__Exercise 1__: According to the essay on The Last Supper, in which city is the monastery where Leonardo painted the work?

__Excerpted text__:
================================

The Perennial Mystique of The Last Supper
RANJIT HOSKOTE
1. Betrayal, Sacrifice, and Redemption
As a child growing up in Margao, in the heart of Catholic South Goa, in the 1970s, I always found myself somewhat unsettled by The Last Supper, which would be positioned prominently above the dining table in the homes of my Catholic friends. Whether rendered in oil on canvas or board, or as prints, or as reproductions on tiles, these were always versions of Leonardo da Vinci’s legendary painting, The Last Supper, painted in situ at the refectory of the Dominican monastery of Santa Maria delle Grazie, Milan, in the closing years of the fifteenth century. I did know, then, that the original painting had been reduced to near-ruin by a combination of factors. The materials that Leonardo had used had clashed with the materials used to build the church, resulting in the flaking and degradation of the artist’s once-luminous pigment. The depredations of anti-clerical French troops in 1796, as well as an Allied bombing raid during World War II, too had exacted a toll. Various ill-informed and misguided, or well-meaning and ill-starred attempts at restoration had visited
further havoc on the painting. However, my concerns as a child were not chiefly art-historical. My disquiet was far more immediate and emotional in nature.

================================

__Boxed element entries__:
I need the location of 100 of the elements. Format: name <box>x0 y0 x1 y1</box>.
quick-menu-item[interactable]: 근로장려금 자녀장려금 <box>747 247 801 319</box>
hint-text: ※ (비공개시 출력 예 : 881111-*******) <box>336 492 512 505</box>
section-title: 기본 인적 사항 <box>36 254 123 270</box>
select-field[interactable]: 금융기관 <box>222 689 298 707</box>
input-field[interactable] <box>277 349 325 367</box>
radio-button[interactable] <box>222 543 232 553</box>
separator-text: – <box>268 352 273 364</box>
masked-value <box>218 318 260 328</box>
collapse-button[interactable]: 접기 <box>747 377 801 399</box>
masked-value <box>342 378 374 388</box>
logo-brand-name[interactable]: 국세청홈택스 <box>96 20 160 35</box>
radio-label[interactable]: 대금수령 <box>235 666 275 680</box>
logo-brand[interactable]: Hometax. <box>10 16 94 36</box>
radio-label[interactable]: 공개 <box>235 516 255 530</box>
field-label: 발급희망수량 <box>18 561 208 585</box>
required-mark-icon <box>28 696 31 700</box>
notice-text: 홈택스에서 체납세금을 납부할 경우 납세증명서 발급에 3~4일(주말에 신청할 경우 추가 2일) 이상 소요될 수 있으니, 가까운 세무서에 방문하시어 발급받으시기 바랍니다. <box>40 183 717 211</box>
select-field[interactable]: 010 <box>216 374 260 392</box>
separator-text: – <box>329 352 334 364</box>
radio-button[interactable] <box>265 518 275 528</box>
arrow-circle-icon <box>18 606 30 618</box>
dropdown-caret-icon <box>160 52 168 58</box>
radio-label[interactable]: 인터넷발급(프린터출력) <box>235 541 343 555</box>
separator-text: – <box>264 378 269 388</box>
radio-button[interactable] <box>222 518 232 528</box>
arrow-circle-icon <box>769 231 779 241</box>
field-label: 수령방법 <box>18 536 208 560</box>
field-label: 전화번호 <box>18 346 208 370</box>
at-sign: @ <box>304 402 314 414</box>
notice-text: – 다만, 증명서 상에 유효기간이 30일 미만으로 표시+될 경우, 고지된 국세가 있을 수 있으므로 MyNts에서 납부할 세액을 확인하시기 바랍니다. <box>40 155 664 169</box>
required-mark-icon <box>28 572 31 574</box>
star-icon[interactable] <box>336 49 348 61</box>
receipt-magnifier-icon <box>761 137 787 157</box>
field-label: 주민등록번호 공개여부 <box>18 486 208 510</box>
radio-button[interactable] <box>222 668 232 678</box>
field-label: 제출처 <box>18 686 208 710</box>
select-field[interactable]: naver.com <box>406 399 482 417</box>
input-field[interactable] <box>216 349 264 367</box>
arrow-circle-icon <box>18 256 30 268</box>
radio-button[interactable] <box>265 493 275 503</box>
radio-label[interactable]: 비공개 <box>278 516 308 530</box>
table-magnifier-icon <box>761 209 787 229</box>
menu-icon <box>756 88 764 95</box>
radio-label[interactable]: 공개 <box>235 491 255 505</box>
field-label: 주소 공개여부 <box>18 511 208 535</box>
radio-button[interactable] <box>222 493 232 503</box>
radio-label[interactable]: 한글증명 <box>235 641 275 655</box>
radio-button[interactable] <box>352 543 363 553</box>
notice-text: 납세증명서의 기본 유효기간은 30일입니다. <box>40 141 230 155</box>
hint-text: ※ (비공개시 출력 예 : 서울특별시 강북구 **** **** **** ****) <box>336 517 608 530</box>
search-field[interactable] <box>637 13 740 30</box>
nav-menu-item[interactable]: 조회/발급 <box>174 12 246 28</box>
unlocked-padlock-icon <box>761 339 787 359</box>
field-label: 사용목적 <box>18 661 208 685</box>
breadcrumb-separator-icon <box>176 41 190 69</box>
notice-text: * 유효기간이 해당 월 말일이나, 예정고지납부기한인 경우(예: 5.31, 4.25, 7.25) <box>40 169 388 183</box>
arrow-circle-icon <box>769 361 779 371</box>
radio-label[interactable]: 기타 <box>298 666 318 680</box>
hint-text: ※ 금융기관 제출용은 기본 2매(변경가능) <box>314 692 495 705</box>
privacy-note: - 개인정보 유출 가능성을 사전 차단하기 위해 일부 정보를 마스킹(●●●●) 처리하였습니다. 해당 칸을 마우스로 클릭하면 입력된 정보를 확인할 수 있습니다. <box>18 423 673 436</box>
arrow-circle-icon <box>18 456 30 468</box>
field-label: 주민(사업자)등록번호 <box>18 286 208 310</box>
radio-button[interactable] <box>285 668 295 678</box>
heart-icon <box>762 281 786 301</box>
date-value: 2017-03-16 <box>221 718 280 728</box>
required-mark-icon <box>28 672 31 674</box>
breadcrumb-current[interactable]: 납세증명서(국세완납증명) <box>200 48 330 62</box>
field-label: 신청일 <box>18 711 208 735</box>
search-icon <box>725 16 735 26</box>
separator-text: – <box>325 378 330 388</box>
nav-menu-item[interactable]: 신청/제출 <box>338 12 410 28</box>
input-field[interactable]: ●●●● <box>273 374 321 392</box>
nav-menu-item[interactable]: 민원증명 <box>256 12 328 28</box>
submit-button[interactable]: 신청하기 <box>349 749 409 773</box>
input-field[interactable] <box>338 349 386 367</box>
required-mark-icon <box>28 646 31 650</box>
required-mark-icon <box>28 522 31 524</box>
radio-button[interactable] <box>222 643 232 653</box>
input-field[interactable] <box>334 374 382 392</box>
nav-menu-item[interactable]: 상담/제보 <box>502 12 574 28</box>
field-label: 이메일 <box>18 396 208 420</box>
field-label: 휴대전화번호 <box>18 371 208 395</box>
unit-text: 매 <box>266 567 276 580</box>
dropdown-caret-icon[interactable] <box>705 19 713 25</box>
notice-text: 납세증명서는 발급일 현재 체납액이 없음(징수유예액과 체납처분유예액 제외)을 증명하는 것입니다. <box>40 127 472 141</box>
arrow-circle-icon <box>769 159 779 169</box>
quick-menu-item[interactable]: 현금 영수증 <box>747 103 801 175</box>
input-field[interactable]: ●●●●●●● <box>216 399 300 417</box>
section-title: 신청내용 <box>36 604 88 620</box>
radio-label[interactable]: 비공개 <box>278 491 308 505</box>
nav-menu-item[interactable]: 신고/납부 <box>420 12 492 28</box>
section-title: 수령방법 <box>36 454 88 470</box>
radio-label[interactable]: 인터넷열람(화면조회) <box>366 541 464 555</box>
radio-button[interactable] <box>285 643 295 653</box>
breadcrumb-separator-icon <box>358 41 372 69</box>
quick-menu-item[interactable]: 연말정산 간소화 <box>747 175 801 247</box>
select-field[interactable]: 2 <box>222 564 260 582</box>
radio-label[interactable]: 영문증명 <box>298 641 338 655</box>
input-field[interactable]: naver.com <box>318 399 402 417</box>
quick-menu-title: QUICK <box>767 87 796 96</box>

================================

__Exercise 2__: Transcribe the rows verbatim, starting at the first row and ending at the row containing "input-field[interactable] <box>277 349".

__Expected answer 1__: Milan

__Expected answer 2__:
I need the location of 100 of the elements. Format: name <box>x0 y0 x1 y1</box>.
quick-menu-item[interactable]: 근로장려금 자녀장려금 <box>747 247 801 319</box>
hint-text: ※ (비공개시 출력 예 : 881111-*******) <box>336 492 512 505</box>
section-title: 기본 인적 사항 <box>36 254 123 270</box>
select-field[interactable]: 금융기관 <box>222 689 298 707</box>
input-field[interactable] <box>277 349 325 367</box>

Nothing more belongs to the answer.